What is being asked: Search the material below for the word "directory". Copy every line that has it.

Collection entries
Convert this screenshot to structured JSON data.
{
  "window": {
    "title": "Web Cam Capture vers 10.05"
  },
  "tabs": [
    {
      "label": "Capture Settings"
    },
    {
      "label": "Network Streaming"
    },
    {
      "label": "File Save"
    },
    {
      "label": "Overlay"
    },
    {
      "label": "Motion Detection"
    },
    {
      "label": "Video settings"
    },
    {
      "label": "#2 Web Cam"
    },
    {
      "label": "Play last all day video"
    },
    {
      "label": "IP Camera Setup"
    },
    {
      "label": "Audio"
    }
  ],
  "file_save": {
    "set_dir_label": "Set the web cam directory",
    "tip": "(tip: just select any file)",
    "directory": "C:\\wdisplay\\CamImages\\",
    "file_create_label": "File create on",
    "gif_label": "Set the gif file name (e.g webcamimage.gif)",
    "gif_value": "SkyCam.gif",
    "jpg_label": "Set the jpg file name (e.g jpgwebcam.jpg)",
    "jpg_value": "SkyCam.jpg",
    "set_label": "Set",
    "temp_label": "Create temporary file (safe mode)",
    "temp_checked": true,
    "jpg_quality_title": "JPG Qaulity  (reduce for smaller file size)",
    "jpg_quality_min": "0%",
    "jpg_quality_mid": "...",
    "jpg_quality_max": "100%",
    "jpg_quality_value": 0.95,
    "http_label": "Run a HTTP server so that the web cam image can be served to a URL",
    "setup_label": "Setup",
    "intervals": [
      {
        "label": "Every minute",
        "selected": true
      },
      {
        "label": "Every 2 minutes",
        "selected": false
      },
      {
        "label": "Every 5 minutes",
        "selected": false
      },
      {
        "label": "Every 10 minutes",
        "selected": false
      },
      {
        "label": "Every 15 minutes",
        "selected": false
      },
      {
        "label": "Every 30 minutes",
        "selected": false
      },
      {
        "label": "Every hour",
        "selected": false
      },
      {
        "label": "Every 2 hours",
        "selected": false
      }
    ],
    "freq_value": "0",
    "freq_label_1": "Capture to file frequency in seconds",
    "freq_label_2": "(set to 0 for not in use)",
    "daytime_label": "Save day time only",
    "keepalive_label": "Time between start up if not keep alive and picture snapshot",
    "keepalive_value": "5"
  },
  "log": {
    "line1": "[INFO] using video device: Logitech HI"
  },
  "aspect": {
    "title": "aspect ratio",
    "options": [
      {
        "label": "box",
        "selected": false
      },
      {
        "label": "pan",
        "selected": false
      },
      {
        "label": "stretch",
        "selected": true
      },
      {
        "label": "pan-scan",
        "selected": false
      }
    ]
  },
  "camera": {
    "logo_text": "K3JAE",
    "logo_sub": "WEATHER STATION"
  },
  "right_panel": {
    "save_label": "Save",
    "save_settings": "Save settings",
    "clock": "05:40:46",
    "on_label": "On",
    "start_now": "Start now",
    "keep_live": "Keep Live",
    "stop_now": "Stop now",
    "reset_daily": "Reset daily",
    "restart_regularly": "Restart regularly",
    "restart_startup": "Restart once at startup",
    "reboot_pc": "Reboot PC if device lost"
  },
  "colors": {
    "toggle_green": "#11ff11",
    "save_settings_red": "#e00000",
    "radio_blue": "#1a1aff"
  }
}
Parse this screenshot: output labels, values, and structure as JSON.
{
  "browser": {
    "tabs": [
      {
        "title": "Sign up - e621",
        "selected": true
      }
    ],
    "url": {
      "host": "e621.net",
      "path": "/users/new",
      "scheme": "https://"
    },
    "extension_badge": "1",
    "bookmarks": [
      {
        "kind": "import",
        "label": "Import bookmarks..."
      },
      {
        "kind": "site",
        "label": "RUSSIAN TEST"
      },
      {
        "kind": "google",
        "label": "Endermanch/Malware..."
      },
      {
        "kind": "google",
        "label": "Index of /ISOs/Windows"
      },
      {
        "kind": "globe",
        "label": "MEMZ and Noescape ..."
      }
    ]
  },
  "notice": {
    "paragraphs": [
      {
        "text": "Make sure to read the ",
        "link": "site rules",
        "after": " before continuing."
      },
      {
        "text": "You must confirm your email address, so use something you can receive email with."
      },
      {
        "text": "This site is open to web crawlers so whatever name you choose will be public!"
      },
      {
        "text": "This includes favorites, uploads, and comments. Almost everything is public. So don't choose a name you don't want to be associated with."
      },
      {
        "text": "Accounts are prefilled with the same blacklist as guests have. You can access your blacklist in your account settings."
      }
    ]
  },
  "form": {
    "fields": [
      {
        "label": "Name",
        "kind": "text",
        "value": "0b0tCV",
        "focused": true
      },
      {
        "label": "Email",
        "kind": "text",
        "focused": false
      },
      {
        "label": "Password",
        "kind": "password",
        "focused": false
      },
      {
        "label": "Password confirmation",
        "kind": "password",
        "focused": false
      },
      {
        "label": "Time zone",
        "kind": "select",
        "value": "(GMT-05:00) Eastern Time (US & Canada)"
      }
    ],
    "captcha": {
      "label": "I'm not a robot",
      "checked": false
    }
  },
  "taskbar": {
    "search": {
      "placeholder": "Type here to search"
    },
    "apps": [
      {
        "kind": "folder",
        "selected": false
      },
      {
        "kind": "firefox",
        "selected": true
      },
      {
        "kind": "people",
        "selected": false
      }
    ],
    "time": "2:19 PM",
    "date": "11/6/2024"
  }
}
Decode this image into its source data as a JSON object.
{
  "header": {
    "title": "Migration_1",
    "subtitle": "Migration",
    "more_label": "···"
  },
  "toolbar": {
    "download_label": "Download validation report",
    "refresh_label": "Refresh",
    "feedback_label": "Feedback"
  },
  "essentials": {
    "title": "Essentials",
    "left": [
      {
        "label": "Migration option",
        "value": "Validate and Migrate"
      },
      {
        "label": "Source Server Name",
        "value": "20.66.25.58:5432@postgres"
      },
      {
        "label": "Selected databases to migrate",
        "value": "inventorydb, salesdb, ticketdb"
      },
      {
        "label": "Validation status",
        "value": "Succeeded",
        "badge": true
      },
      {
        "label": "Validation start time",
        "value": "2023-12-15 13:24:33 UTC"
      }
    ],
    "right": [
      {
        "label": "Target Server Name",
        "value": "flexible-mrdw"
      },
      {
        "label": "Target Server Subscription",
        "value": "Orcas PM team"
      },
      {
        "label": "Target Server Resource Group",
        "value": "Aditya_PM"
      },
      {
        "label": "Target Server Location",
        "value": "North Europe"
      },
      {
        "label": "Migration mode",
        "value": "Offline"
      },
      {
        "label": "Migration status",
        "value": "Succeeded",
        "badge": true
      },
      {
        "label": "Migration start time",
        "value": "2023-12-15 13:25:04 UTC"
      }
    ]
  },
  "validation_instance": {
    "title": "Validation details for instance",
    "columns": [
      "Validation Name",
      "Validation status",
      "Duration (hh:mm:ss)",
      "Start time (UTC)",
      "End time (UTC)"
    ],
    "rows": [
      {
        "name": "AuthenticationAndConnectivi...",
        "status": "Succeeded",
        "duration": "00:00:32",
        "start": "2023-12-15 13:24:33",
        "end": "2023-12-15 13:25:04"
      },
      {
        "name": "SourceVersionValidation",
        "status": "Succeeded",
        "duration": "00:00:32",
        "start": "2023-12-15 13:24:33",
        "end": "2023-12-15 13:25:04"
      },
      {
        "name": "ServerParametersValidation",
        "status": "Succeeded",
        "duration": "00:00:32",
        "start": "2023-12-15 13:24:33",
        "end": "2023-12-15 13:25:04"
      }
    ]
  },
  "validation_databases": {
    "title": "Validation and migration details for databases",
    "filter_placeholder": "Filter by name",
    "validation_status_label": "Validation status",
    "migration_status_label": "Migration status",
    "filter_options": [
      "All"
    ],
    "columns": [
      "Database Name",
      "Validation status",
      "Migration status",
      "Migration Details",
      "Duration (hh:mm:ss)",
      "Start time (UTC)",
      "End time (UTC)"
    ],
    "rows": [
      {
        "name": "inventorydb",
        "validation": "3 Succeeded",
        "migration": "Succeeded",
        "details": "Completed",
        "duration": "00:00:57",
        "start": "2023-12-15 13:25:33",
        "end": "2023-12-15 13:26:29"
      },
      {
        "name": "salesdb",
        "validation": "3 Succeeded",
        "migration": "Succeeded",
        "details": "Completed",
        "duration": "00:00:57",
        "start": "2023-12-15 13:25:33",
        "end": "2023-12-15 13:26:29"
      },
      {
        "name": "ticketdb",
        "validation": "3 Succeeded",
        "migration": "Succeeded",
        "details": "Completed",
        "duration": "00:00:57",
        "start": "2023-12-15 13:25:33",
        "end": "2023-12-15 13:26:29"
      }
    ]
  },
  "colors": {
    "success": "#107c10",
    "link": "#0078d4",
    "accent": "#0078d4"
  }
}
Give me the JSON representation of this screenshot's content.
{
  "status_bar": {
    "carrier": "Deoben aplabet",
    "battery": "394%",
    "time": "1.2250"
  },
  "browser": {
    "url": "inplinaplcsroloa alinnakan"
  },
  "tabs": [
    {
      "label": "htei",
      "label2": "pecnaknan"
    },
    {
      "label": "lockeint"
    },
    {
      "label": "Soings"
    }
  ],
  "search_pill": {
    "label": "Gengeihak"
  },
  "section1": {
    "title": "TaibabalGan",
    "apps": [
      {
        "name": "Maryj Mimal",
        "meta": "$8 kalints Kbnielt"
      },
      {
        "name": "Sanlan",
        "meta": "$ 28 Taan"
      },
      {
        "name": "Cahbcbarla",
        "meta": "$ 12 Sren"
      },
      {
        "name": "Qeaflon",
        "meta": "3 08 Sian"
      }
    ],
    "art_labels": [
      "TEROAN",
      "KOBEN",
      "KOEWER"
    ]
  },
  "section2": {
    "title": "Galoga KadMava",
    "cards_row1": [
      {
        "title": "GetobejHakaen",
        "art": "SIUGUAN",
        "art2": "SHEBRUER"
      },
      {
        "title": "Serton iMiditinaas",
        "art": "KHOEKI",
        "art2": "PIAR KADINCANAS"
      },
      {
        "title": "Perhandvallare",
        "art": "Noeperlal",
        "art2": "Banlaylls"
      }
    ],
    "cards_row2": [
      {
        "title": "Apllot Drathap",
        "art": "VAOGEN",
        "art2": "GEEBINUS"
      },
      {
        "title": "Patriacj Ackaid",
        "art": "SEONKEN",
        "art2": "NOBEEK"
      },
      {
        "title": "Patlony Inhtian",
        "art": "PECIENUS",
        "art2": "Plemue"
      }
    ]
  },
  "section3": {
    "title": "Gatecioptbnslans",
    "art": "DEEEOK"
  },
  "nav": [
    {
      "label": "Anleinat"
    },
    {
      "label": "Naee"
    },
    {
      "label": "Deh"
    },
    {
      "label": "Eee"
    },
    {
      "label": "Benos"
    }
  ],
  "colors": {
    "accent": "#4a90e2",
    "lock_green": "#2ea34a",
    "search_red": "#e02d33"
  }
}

Response to the exercise:
    "set_dir_label": "Set the web cam directory",
    "directory": "C:\\wdisplay\\CamImages\\",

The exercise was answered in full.